→ Reading passage
This blog was recently exhibited / exposed physically, i.e. in the form of printouts, in Curating the Virtual.
A big thank you goes out to the Curator, Chrysta-L, and everybody involved in this exhibition.
This blog was recently exhibited / exposed physically, i.e. in the form of printouts, in Curating the Virtual.
A big thank you goes out to the Curator, Chrysta-L, and everybody involved in this exhibition.
In many parts of the world, including Japan, Argentina, Compatridia and Spain, there are hotels called love hotels, or similar. These are places where you can stay for a while (say, 2-6 hours) and have sex in a relaxed and discrete environment. In this respect they are very different from the seedy establishments used almost exclusively by street walkers and their punters around railway stations all over the world.

→ Entries shown

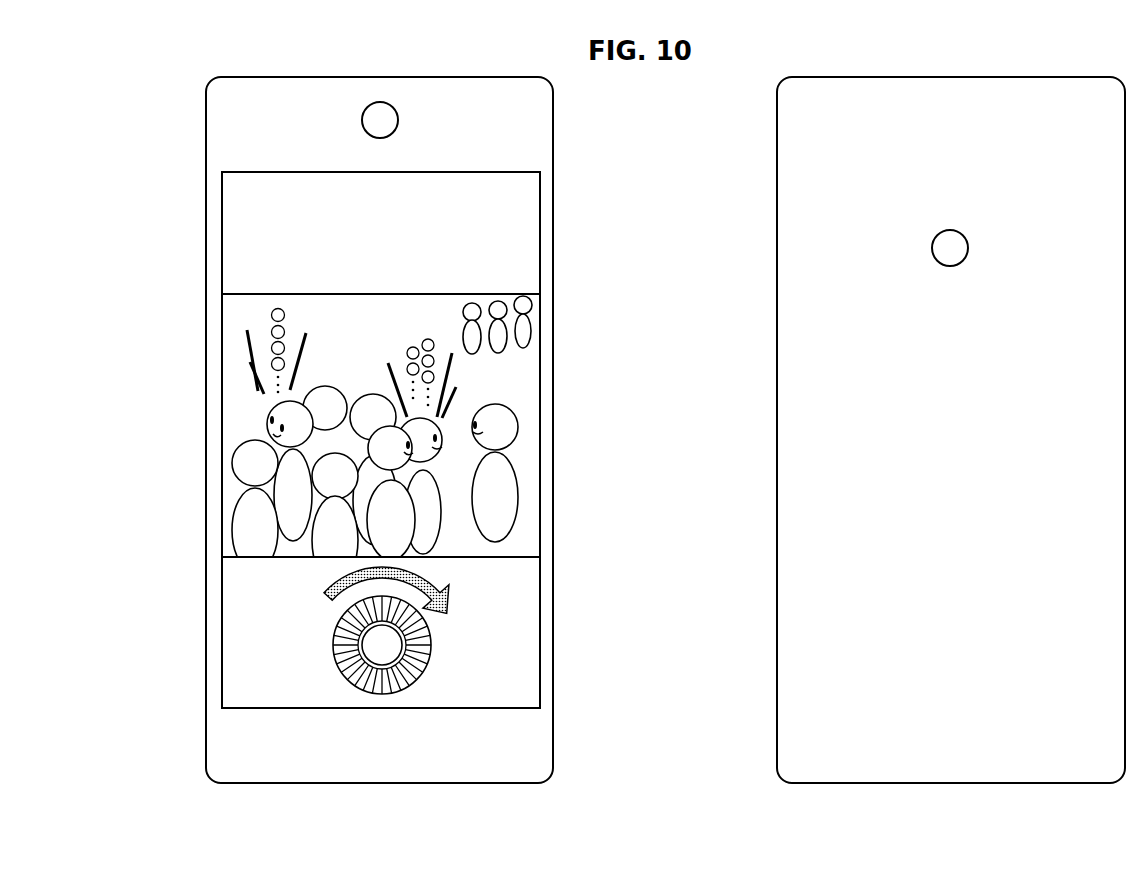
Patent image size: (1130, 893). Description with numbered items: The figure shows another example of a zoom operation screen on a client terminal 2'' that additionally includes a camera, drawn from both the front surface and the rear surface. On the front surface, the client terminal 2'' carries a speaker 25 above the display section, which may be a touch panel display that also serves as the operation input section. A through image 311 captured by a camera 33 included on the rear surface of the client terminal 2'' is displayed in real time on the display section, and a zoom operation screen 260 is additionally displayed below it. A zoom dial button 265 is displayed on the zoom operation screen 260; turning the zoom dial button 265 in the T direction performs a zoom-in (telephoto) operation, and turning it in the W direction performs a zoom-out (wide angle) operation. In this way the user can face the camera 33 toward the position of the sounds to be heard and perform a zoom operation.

The client terminal 2'' is at (665, 422).
The speaker 25 is at (379, 101).
The through image 311 is at (531, 429).
The zoom operation screen 260 is at (527, 603).
The zoom dial button 265 is at (432, 655).
The camera 33 is at (932, 248).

→ Exercise tasks
• 1. Answer these questions from the blog post.
(a) In what exhibition were printouts of the blog shown?
(b) Who was the curator of that exhibition?
(c) For roughly how long can a person stay at a love hotel?
• 2. Write out the part of the blog post between "In many parts" and "over the world.", inclusive.

→ Correct answers
• 1.
(a) Curating the Virtual
(b) Chrysta-L
(c) About 2 to 6 hours

• 2.
In many parts of the world, including Japan, Argentina, Compatridia and Spain, there are hotels called love hotels, or similar. These are places where you can stay for a while (say, 2-6 hours) and have sex in a relaxed and discrete environment. In this respect they are very different from the seedy establishments used almost exclusively by street walkers and their punters around railway stations all over the world.